INFORMATION PROVIDED =
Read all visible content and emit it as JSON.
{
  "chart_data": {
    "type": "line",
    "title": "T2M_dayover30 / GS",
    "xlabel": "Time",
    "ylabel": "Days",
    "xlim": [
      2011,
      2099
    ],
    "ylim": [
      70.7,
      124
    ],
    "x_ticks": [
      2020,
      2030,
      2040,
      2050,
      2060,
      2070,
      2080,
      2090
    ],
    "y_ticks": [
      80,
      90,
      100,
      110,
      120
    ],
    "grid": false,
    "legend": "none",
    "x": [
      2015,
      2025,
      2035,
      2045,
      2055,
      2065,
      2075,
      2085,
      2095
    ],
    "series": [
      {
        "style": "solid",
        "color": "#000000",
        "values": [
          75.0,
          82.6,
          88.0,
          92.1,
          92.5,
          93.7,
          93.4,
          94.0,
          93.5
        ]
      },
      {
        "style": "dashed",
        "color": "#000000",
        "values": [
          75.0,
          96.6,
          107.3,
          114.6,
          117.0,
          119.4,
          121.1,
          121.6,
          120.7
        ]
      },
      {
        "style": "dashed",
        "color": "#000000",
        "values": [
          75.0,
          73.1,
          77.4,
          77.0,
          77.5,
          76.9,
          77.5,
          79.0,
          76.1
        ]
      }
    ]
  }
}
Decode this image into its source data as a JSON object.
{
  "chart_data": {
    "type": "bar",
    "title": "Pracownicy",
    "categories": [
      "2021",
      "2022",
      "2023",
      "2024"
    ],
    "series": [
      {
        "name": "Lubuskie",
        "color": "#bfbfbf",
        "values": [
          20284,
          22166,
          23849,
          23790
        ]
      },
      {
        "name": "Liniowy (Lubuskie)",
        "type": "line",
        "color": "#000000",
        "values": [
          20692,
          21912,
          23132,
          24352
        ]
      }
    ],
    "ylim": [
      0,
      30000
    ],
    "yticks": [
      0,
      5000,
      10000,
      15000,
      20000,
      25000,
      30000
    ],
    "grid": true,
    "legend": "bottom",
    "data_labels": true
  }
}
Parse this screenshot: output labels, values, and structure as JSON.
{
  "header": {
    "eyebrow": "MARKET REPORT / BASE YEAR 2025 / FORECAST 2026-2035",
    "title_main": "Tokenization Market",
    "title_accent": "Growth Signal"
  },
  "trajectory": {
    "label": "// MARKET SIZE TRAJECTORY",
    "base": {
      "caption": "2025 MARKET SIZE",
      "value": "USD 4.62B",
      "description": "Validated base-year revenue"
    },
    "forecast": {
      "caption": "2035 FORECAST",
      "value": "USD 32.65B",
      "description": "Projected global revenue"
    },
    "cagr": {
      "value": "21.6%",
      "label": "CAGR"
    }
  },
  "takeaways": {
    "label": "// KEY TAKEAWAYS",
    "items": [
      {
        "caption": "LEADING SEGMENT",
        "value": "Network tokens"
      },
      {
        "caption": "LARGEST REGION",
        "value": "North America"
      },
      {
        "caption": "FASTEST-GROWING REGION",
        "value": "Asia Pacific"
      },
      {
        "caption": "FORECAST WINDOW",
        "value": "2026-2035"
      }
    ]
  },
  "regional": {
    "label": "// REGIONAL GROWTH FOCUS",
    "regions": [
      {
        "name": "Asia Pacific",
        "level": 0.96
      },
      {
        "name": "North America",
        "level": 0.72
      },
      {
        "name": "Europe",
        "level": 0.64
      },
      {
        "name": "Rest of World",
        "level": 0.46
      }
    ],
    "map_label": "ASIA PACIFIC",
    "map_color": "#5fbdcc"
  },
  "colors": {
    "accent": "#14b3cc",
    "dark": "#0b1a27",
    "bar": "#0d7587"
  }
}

REQUIRED WORK = Restate each record exactly as written.

REPLY =
Read all visible content and emit it as JSON.
{
  "chart_data": {
    "type": "line",
    "title": "T2M_dayover30 / GS",
    "xlabel": "Time",
    "ylabel": "Days",
    "xlim": [
      2011,
      2099
    ],
    "ylim": [
      70.7,
      124
    ],
    "x_ticks": [
      2020,
      2030,
      2040,
      2050,
      2060,
      2070,
      2080,
      2090
    ],
    "y_ticks": [
      80,
      90,
      100,
      110,
      120
    ],
    "grid": false,
    "legend": "none",
    "x": [
      2015,
      2025,
      2035,
      2045,
      2055,
      2065,
      2075,
      2085,
      2095
    ],
    "series": [
      {
        "style": "solid",
        "color": "#000000",
        "values": [
          75.0,
          82.6,
          88.0,
          92.1,
          92.5,
          93.7,
          93.4,
          94.0,
          93.5
        ]
      },
      {
        "style": "dashed",
        "color": "#000000",
        "values": [
          75.0,
          96.6,
          107.3,
          114.6,
          117.0,
          119.4,
          121.1,
          121.6,
          120.7
        ]
      },
      {
        "style": "dashed",
        "color": "#000000",
        "values": [
          75.0,
          73.1,
          77.4,
          77.0,
          77.5,
          76.9,
          77.5,
          79.0,
          76.1
        ]
      }
    ]
  }
}
Decode this image into its source data as a JSON object.
{
  "chart_data": {
    "type": "bar",
    "title": "Pracownicy",
    "categories": [
      "2021",
      "2022",
      "2023",
      "2024"
    ],
    "series": [
      {
        "name": "Lubuskie",
        "color": "#bfbfbf",
        "values": [
          20284,
          22166,
          23849,
          23790
        ]
      },
      {
        "name": "Liniowy (Lubuskie)",
        "type": "line",
        "color": "#000000",
        "values": [
          20692,
          21912,
          23132,
          24352
        ]
      }
    ],
    "ylim": [
      0,
      30000
    ],
    "yticks": [
      0,
      5000,
      10000,
      15000,
      20000,
      25000,
      30000
    ],
    "grid": true,
    "legend": "bottom",
    "data_labels": true
  }
}
Parse this screenshot: output labels, values, and structure as JSON.
{
  "header": {
    "eyebrow": "MARKET REPORT / BASE YEAR 2025 / FORECAST 2026-2035",
    "title_main": "Tokenization Market",
    "title_accent": "Growth Signal"
  },
  "trajectory": {
    "label": "// MARKET SIZE TRAJECTORY",
    "base": {
      "caption": "2025 MARKET SIZE",
      "value": "USD 4.62B",
      "description": "Validated base-year revenue"
    },
    "forecast": {
      "caption": "2035 FORECAST",
      "value": "USD 32.65B",
      "description": "Projected global revenue"
    },
    "cagr": {
      "value": "21.6%",
      "label": "CAGR"
    }
  },
  "takeaways": {
    "label": "// KEY TAKEAWAYS",
    "items": [
      {
        "caption": "LEADING SEGMENT",
        "value": "Network tokens"
      },
      {
        "caption": "LARGEST REGION",
        "value": "North America"
      },
      {
        "caption": "FASTEST-GROWING REGION",
        "value": "Asia Pacific"
      },
      {
        "caption": "FORECAST WINDOW",
        "value": "2026-2035"
      }
    ]
  },
  "regional": {
    "label": "// REGIONAL GROWTH FOCUS",
    "regions": [
      {
        "name": "Asia Pacific",
        "level": 0.96
      },
      {
        "name": "North America",
        "level": 0.72
      },
      {
        "name": "Europe",
        "level": 0.64
      },
      {
        "name": "Rest of World",
        "level": 0.46
      }
    ],
    "map_label": "ASIA PACIFIC",
    "map_color": "#5fbdcc"
  },
  "colors": {
    "accent": "#14b3cc",
    "dark": "#0b1a27",
    "bar": "#0d7587"
  }
}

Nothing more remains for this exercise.